(Dataset records on visual material)

==========

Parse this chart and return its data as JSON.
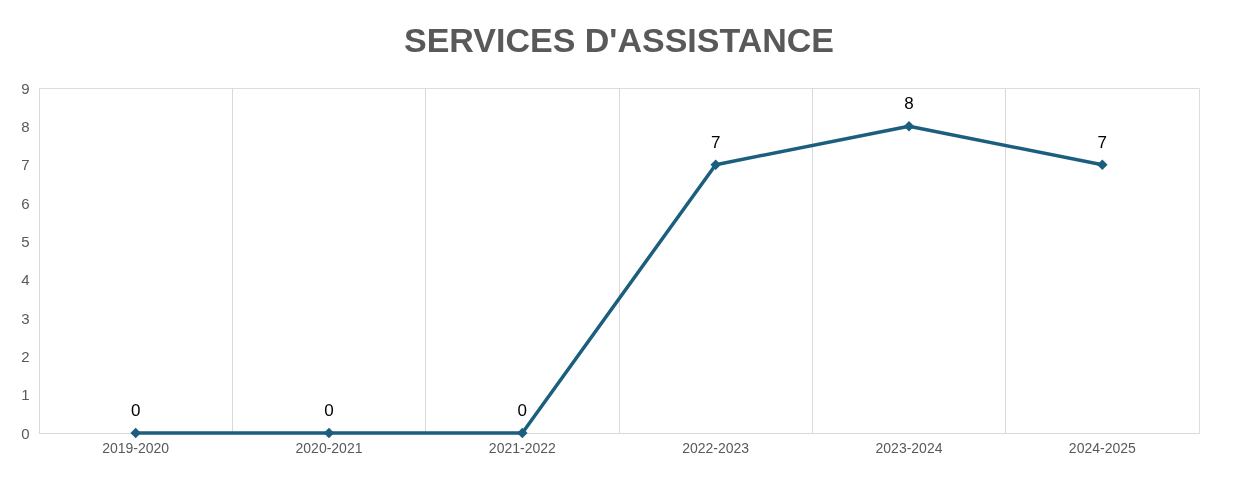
{
  "chart_data": {
    "type": "line",
    "title": "SERVICES D'ASSISTANCE",
    "categories": [
      "2019-2020",
      "2020-2021",
      "2021-2022",
      "2022-2023",
      "2023-2024",
      "2024-2025"
    ],
    "series": [
      {
        "color": "#1b5e7e",
        "values": [
          0,
          0,
          0,
          7,
          8,
          7
        ]
      }
    ],
    "ylim": [
      0,
      9
    ],
    "yticks": [
      0,
      1,
      2,
      3,
      4,
      5,
      6,
      7,
      8,
      9
    ],
    "grid": "x",
    "marker": "diamond",
    "line_style": "solid",
    "data_labels": true
  }
}
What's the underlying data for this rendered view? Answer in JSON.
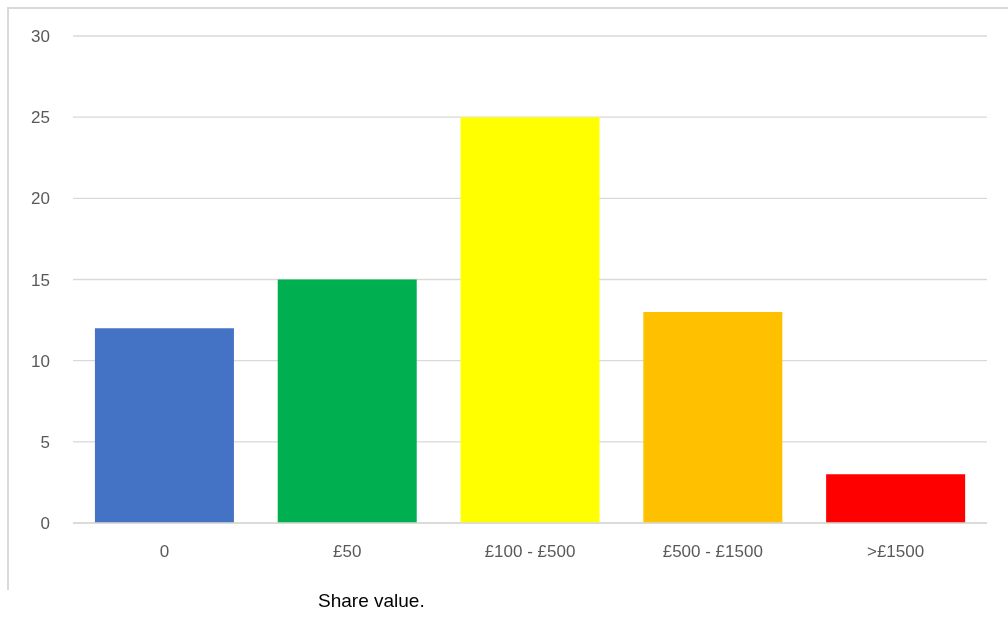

==========

Exercise aim — Your copy should match the records word for word, with the pictures removed.

Written reply —
Parse this chart and return its data as JSON.
{
  "chart_data": {
    "type": "line",
    "title": "SERVICES D'ASSISTANCE",
    "categories": [
      "2019-2020",
      "2020-2021",
      "2021-2022",
      "2022-2023",
      "2023-2024",
      "2024-2025"
    ],
    "series": [
      {
        "color": "#1b5e7e",
        "values": [
          0,
          0,
          0,
          7,
          8,
          7
        ]
      }
    ],
    "ylim": [
      0,
      9
    ],
    "yticks": [
      0,
      1,
      2,
      3,
      4,
      5,
      6,
      7,
      8,
      9
    ],
    "grid": "x",
    "marker": "diamond",
    "line_style": "solid",
    "data_labels": true
  }
}
What's the underlying data for this rendered view? Answer in JSON.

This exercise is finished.